## MATERIAL SHOWN
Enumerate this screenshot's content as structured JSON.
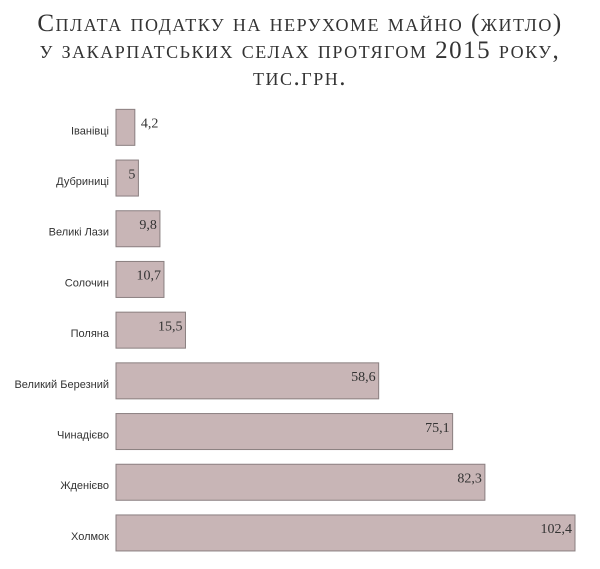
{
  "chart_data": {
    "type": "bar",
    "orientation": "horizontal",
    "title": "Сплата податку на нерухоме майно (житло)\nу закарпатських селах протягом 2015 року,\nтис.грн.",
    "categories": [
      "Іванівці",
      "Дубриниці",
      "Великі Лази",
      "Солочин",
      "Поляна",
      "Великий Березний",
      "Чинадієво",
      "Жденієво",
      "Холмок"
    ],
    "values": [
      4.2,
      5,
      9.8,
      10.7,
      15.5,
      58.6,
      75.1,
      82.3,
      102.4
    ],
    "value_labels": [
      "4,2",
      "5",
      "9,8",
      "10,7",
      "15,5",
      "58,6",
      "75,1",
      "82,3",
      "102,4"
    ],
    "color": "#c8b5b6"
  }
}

==

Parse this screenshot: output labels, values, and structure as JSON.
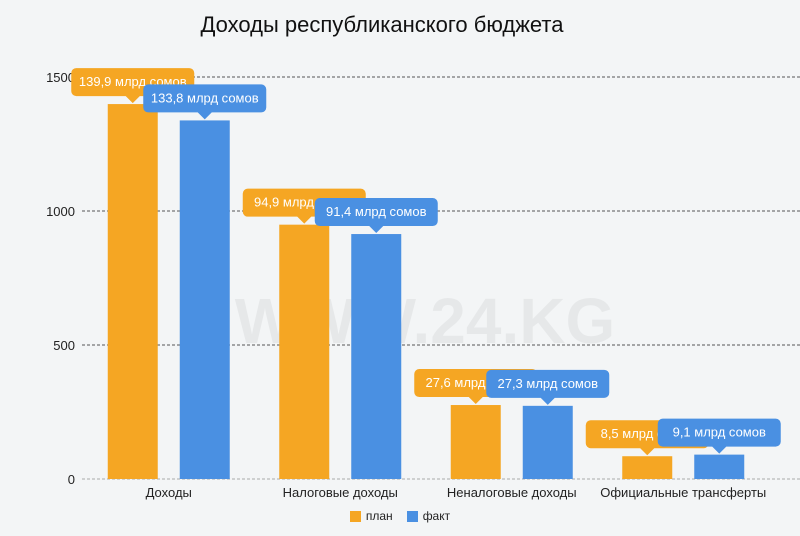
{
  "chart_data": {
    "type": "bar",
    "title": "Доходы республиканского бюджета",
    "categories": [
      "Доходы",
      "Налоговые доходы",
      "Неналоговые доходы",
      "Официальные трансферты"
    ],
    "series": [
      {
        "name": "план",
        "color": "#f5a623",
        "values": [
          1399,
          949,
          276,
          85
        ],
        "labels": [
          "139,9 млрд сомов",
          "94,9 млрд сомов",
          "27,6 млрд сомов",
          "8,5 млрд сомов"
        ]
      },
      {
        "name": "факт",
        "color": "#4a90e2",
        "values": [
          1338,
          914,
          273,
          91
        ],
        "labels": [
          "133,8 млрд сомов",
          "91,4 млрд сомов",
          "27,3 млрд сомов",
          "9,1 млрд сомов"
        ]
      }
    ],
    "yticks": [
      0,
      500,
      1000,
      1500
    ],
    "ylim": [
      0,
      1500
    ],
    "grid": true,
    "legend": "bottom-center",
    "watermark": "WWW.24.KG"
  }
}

## WHAT YOU WILL DO
Out of the preceding entries, pull every line containing the string "this".

## SOLVED PROBLEM
Enumerate this screenshot's content as structured JSON.
Parse this screenshot: output labels, values, and structure as JSON.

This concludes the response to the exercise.